START Material supplied

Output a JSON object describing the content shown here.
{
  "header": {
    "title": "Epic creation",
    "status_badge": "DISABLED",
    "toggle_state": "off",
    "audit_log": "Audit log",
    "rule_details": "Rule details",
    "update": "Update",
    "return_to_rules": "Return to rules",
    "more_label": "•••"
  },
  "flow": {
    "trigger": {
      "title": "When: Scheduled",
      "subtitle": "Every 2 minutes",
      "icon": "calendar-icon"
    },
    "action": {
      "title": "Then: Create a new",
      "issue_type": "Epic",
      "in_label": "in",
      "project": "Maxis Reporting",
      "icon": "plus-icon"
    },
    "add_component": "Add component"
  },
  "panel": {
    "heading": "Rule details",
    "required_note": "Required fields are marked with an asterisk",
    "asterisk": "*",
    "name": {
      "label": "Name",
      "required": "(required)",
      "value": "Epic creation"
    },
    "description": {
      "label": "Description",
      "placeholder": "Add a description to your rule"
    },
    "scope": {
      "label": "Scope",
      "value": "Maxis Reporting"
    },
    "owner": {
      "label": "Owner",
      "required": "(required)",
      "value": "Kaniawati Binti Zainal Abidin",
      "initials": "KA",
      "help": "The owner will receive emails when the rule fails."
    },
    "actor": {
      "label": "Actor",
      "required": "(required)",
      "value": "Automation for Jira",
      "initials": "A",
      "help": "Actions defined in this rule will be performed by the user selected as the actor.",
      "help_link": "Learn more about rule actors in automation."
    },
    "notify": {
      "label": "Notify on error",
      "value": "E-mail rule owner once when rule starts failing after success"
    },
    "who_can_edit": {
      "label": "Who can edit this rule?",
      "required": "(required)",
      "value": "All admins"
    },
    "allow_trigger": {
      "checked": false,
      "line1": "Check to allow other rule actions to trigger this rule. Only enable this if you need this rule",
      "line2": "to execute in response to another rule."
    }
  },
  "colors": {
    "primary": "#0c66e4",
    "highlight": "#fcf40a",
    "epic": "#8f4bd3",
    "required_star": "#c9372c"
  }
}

END Material supplied

Print out all the entries precisely as written.

Output a JSON object describing the content shown here.
{
  "header": {
    "title": "Epic creation",
    "status_badge": "DISABLED",
    "toggle_state": "off",
    "audit_log": "Audit log",
    "rule_details": "Rule details",
    "update": "Update",
    "return_to_rules": "Return to rules",
    "more_label": "•••"
  },
  "flow": {
    "trigger": {
      "title": "When: Scheduled",
      "subtitle": "Every 2 minutes",
      "icon": "calendar-icon"
    },
    "action": {
      "title": "Then: Create a new",
      "issue_type": "Epic",
      "in_label": "in",
      "project": "Maxis Reporting",
      "icon": "plus-icon"
    },
    "add_component": "Add component"
  },
  "panel": {
    "heading": "Rule details",
    "required_note": "Required fields are marked with an asterisk",
    "asterisk": "*",
    "name": {
      "label": "Name",
      "required": "(required)",
      "value": "Epic creation"
    },
    "description": {
      "label": "Description",
      "placeholder": "Add a description to your rule"
    },
    "scope": {
      "label": "Scope",
      "value": "Maxis Reporting"
    },
    "owner": {
      "label": "Owner",
      "required": "(required)",
      "value": "Kaniawati Binti Zainal Abidin",
      "initials": "KA",
      "help": "The owner will receive emails when the rule fails."
    },
    "actor": {
      "label": "Actor",
      "required": "(required)",
      "value": "Automation for Jira",
      "initials": "A",
      "help": "Actions defined in this rule will be performed by the user selected as the actor.",
      "help_link": "Learn more about rule actors in automation."
    },
    "notify": {
      "label": "Notify on error",
      "value": "E-mail rule owner once when rule starts failing after success"
    },
    "who_can_edit": {
      "label": "Who can edit this rule?",
      "required": "(required)",
      "value": "All admins"
    },
    "allow_trigger": {
      "checked": false,
      "line1": "Check to allow other rule actions to trigger this rule. Only enable this if you need this rule",
      "line2": "to execute in response to another rule."
    }
  },
  "colors": {
    "primary": "#0c66e4",
    "highlight": "#fcf40a",
    "epic": "#8f4bd3",
    "required_star": "#c9372c"
  }
}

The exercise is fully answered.